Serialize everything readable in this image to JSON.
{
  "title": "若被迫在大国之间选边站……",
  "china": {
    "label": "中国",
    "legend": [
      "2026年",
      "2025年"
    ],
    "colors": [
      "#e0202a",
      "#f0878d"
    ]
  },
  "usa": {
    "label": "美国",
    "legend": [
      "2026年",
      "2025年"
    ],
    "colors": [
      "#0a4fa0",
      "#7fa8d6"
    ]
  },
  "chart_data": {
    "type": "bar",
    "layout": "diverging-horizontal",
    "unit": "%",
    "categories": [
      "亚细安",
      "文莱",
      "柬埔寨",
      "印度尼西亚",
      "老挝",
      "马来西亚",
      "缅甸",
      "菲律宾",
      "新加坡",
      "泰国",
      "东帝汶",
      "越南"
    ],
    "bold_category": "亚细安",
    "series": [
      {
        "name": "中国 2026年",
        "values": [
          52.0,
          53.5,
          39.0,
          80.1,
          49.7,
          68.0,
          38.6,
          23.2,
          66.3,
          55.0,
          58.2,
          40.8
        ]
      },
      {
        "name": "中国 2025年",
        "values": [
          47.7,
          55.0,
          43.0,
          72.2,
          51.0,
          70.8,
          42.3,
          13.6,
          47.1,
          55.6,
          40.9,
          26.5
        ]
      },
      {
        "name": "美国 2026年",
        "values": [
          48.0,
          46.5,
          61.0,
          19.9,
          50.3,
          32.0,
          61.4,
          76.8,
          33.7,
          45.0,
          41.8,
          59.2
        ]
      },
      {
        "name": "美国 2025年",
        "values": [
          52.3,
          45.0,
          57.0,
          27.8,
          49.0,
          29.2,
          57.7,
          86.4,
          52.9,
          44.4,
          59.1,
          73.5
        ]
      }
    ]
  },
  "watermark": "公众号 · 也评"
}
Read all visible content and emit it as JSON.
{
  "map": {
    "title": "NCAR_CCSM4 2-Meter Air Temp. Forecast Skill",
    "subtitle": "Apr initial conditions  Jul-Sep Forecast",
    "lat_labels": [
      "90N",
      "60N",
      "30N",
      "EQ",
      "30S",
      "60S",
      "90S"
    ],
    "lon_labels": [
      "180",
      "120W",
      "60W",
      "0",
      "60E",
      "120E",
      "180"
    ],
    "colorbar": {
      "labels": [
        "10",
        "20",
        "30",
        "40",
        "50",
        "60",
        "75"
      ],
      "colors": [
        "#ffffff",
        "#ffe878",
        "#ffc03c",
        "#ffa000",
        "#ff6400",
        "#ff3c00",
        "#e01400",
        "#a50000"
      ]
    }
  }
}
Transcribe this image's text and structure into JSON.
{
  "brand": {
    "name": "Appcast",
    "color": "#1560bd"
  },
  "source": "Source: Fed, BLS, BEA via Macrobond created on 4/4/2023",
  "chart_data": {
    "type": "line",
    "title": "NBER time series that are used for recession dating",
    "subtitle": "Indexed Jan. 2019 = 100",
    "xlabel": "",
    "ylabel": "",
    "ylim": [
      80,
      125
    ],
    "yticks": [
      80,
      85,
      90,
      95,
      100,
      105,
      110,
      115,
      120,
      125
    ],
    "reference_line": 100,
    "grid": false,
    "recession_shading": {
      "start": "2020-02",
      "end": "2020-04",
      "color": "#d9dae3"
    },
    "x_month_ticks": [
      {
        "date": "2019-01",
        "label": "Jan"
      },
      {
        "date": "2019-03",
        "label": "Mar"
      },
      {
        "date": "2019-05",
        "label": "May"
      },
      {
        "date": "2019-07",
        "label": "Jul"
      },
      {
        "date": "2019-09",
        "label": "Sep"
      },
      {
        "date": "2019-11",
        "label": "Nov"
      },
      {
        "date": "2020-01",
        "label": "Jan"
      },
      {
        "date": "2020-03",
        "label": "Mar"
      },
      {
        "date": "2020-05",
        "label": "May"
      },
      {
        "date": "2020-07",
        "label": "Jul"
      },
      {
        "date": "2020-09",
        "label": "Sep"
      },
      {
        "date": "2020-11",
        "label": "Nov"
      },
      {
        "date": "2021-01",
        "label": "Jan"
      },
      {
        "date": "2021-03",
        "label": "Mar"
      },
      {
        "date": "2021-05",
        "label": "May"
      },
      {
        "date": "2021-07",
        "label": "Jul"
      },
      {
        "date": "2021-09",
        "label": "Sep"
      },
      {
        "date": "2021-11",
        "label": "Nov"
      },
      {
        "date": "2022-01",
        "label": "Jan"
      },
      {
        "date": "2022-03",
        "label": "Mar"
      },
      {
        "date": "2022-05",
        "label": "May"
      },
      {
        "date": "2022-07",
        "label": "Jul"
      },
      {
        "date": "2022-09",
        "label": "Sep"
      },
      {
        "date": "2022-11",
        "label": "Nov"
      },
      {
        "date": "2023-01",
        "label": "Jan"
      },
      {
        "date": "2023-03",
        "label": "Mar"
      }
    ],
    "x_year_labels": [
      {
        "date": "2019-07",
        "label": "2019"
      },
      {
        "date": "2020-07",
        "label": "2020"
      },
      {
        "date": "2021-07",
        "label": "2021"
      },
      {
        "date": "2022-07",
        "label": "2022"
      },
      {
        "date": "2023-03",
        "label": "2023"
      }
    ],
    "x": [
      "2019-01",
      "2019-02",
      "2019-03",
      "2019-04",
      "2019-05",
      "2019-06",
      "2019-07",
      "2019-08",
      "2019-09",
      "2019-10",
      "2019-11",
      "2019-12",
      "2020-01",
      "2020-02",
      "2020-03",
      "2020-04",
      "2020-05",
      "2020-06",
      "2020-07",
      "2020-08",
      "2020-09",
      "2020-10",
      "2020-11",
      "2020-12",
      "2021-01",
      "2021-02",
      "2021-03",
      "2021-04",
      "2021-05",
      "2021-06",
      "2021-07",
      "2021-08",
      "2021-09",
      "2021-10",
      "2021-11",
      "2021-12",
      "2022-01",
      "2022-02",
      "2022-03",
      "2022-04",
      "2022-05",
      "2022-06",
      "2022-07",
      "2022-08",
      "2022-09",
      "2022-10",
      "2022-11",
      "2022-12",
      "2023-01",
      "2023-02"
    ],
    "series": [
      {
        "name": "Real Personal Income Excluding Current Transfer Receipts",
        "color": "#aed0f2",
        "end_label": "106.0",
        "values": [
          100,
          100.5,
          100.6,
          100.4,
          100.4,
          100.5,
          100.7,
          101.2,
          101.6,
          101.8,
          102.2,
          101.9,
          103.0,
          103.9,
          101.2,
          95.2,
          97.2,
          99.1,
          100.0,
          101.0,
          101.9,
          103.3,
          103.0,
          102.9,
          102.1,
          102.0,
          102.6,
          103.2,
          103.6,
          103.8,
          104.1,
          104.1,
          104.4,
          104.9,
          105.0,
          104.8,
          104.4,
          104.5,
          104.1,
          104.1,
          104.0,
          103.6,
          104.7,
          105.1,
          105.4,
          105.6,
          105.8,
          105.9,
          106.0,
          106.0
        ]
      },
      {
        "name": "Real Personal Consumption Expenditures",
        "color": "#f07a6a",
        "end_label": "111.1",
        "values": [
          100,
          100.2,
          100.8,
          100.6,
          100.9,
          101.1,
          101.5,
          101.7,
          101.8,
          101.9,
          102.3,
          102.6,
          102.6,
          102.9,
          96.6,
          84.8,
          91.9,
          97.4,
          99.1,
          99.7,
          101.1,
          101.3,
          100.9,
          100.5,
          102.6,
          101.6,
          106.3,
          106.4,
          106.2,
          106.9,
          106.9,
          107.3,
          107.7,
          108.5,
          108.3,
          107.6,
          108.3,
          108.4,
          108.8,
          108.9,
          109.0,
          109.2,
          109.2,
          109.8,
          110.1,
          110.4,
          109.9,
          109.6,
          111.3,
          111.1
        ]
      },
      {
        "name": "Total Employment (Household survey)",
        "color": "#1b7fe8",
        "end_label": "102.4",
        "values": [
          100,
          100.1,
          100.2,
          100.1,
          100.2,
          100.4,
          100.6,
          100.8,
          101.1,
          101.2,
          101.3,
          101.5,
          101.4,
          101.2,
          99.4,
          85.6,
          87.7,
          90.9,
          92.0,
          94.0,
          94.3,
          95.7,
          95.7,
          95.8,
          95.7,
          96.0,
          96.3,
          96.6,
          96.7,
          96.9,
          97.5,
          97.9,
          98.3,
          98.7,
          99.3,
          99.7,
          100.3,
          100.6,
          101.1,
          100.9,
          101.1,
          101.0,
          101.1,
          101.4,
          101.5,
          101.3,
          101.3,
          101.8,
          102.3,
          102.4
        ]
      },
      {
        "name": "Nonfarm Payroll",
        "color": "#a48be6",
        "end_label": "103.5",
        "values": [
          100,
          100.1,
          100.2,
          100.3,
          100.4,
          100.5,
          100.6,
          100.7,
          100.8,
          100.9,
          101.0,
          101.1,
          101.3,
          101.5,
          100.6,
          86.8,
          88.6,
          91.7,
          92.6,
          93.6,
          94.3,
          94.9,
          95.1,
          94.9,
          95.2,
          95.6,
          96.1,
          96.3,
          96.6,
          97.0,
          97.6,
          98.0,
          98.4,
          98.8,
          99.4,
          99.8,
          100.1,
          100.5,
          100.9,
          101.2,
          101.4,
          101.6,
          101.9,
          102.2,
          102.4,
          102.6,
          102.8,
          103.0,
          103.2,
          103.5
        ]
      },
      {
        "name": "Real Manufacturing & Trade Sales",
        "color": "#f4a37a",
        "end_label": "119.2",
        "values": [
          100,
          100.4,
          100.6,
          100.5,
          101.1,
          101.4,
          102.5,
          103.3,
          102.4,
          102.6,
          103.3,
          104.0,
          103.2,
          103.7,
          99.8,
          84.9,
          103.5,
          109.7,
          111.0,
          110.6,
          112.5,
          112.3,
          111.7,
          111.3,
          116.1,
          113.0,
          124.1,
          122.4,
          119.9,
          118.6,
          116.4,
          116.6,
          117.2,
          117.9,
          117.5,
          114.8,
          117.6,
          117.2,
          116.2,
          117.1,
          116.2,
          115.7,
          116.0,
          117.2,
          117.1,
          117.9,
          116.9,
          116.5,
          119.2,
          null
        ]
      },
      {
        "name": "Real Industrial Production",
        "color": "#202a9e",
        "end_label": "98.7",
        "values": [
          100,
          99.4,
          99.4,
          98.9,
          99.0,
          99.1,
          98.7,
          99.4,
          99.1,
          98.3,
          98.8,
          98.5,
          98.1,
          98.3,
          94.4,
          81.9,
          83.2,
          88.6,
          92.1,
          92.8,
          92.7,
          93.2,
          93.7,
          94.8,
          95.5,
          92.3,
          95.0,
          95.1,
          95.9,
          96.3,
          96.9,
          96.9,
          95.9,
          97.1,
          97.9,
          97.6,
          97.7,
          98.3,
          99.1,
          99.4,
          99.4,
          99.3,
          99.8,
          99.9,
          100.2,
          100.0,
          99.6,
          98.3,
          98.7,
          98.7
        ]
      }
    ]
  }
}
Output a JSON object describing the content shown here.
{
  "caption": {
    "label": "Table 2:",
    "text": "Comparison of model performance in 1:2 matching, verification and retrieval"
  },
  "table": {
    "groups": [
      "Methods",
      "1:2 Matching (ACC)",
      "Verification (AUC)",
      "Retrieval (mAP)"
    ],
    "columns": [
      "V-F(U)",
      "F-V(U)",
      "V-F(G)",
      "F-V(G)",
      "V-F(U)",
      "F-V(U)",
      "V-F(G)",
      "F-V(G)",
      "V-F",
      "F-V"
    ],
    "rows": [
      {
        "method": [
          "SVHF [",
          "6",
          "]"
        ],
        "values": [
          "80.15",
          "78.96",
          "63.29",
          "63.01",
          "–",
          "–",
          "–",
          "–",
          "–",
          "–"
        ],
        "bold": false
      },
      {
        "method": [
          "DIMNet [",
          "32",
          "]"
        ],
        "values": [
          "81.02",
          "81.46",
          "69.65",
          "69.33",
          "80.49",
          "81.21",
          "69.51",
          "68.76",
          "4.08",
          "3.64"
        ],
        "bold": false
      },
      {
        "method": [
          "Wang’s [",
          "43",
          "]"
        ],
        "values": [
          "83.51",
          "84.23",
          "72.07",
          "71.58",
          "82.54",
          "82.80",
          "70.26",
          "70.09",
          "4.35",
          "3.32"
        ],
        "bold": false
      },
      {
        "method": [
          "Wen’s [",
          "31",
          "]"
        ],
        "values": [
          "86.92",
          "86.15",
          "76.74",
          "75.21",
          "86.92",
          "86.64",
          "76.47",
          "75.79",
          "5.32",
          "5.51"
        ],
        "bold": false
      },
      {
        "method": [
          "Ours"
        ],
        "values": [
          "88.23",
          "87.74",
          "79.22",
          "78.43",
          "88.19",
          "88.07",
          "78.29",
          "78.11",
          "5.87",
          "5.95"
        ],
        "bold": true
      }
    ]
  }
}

Written problem
In the entries above, locate every line with the word "JSON" and copy it.

Result
Serialize everything readable in this image to JSON.
Read all visible content and emit it as JSON.
Transcribe this image's text and structure into JSON.
Output a JSON object describing the content shown here.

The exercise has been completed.